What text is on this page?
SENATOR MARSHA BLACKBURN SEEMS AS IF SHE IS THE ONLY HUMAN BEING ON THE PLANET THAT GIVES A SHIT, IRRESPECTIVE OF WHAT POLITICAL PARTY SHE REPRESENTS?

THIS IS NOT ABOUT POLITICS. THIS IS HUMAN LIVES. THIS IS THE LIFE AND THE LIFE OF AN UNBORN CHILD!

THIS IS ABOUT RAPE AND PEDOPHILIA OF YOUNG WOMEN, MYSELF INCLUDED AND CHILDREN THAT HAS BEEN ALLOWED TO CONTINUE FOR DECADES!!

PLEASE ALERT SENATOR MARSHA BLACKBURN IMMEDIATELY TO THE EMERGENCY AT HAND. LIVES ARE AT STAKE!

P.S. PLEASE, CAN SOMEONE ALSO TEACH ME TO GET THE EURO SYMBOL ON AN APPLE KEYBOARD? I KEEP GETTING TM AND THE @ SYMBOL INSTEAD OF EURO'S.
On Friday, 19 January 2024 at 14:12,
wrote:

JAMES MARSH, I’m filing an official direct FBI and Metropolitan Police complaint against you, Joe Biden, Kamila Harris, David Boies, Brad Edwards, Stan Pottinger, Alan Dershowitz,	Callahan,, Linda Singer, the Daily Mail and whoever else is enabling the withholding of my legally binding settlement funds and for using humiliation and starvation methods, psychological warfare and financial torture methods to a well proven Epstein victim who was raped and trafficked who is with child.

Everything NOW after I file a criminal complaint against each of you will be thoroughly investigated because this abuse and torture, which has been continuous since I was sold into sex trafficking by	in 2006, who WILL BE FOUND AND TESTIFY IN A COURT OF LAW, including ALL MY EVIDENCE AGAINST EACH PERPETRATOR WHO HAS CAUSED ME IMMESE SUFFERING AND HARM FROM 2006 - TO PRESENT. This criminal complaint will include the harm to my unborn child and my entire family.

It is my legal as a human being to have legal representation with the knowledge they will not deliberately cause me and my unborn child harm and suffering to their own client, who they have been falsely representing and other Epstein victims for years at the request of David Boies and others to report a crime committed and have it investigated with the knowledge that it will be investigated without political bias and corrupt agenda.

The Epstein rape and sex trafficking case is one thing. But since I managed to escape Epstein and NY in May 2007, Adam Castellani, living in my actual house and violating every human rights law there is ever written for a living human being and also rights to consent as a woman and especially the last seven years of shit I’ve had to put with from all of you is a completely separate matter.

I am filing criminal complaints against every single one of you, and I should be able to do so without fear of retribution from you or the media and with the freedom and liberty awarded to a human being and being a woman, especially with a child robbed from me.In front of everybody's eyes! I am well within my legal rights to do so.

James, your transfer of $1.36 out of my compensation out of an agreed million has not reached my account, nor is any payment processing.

# # # #

▶ _Directions for this task_:
Would you reproduce all the entries exactly?

▶ _Exercise answer_:
What text is on this page?
SENATOR MARSHA BLACKBURN SEEMS AS IF SHE IS THE ONLY HUMAN BEING ON THE PLANET THAT GIVES A SHIT, IRRESPECTIVE OF WHAT POLITICAL PARTY SHE REPRESENTS?

THIS IS NOT ABOUT POLITICS. THIS IS HUMAN LIVES. THIS IS THE LIFE AND THE LIFE OF AN UNBORN CHILD!

THIS IS ABOUT RAPE AND PEDOPHILIA OF YOUNG WOMEN, MYSELF INCLUDED AND CHILDREN THAT HAS BEEN ALLOWED TO CONTINUE FOR DECADES!!

PLEASE ALERT SENATOR MARSHA BLACKBURN IMMEDIATELY TO THE EMERGENCY AT HAND. LIVES ARE AT STAKE!

P.S. PLEASE, CAN SOMEONE ALSO TEACH ME TO GET THE EURO SYMBOL ON AN APPLE KEYBOARD? I KEEP GETTING TM AND THE @ SYMBOL INSTEAD OF EURO'S.
On Friday, 19 January 2024 at 14:12,
wrote:

JAMES MARSH, I’m filing an official direct FBI and Metropolitan Police complaint against you, Joe Biden, Kamila Harris, David Boies, Brad Edwards, Stan Pottinger, Alan Dershowitz,	Callahan,, Linda Singer, the Daily Mail and whoever else is enabling the withholding of my legally binding settlement funds and for using humiliation and starvation methods, psychological warfare and financial torture methods to a well proven Epstein victim who was raped and trafficked who is with child.

Everything NOW after I file a criminal complaint against each of you will be thoroughly investigated because this abuse and torture, which has been continuous since I was sold into sex trafficking by	in 2006, who WILL BE FOUND AND TESTIFY IN A COURT OF LAW, including ALL MY EVIDENCE AGAINST EACH PERPETRATOR WHO HAS CAUSED ME IMMESE SUFFERING AND HARM FROM 2006 - TO PRESENT. This criminal complaint will include the harm to my unborn child and my entire family.

It is my legal as a human being to have legal representation with the knowledge they will not deliberately cause me and my unborn child harm and suffering to their own client, who they have been falsely representing and other Epstein victims for years at the request of David Boies and others to report a crime committed and have it investigated with the knowledge that it will be investigated without political bias and corrupt agenda.

The Epstein rape and sex trafficking case is one thing. But since I managed to escape Epstein and NY in May 2007, Adam Castellani, living in my actual house and violating every human rights law there is ever written for a living human being and also rights to consent as a woman and especially the last seven years of shit I’ve had to put with from all of you is a completely separate matter.

I am filing criminal complaints against every single one of you, and I should be able to do so without fear of retribution from you or the media and with the freedom and liberty awarded to a human being and being a woman, especially with a child robbed from me.In front of everybody's eyes! I am well within my legal rights to do so.

James, your transfer of $1.36 out of my compensation out of an agreed million has not reached my account, nor is any payment processing.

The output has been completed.